▶ _WHAT YOU HAVE TO DO_
Set down the full listing exactly as given. Any pictures are to be left out.

▶ _ENTRIES_

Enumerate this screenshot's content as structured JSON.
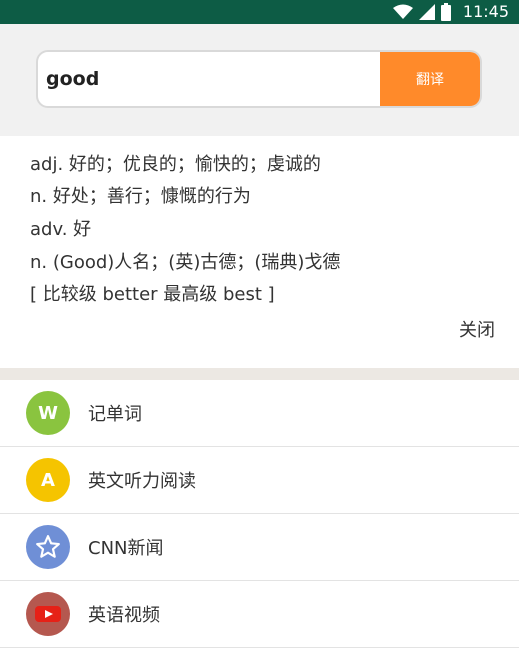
{
  "status_bar": {
    "time": "11:45",
    "icons": [
      "wifi-icon",
      "signal-icon",
      "battery-icon"
    ]
  },
  "search": {
    "query": "good",
    "button_label": "翻译"
  },
  "result": {
    "definitions": [
      "adj. 好的；优良的；愉快的；虔诚的",
      "n. 好处；善行；慷慨的行为",
      "adv. 好",
      "n. (Good)人名；(英)古德；(瑞典)戈德",
      "[ 比较级 better 最高级 best ]"
    ],
    "close_label": "关闭"
  },
  "menu": {
    "items": [
      {
        "label": "记单词",
        "icon": "w-letter-icon",
        "icon_text": "W",
        "color": "#8ac43f"
      },
      {
        "label": "英文听力阅读",
        "icon": "a-letter-icon",
        "icon_text": "A",
        "color": "#f5c400"
      },
      {
        "label": "CNN新闻",
        "icon": "star-icon",
        "color": "#6f8fd6"
      },
      {
        "label": "英语视频",
        "icon": "video-play-icon",
        "color": "#b5584f"
      }
    ]
  },
  "colors": {
    "status_bar": "#0d5c45",
    "accent": "#ff8a2a"
  }
}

▶ _CORRECT RESPONSE_
Enumerate this screenshot's content as structured JSON.
{
  "status_bar": {
    "time": "11:45",
    "icons": [
      "wifi-icon",
      "signal-icon",
      "battery-icon"
    ]
  },
  "search": {
    "query": "good",
    "button_label": "翻译"
  },
  "result": {
    "definitions": [
      "adj. 好的；优良的；愉快的；虔诚的",
      "n. 好处；善行；慷慨的行为",
      "adv. 好",
      "n. (Good)人名；(英)古德；(瑞典)戈德",
      "[ 比较级 better 最高级 best ]"
    ],
    "close_label": "关闭"
  },
  "menu": {
    "items": [
      {
        "label": "记单词",
        "icon": "w-letter-icon",
        "icon_text": "W",
        "color": "#8ac43f"
      },
      {
        "label": "英文听力阅读",
        "icon": "a-letter-icon",
        "icon_text": "A",
        "color": "#f5c400"
      },
      {
        "label": "CNN新闻",
        "icon": "star-icon",
        "color": "#6f8fd6"
      },
      {
        "label": "英语视频",
        "icon": "video-play-icon",
        "color": "#b5584f"
      }
    ]
  },
  "colors": {
    "status_bar": "#0d5c45",
    "accent": "#ff8a2a"
  }
}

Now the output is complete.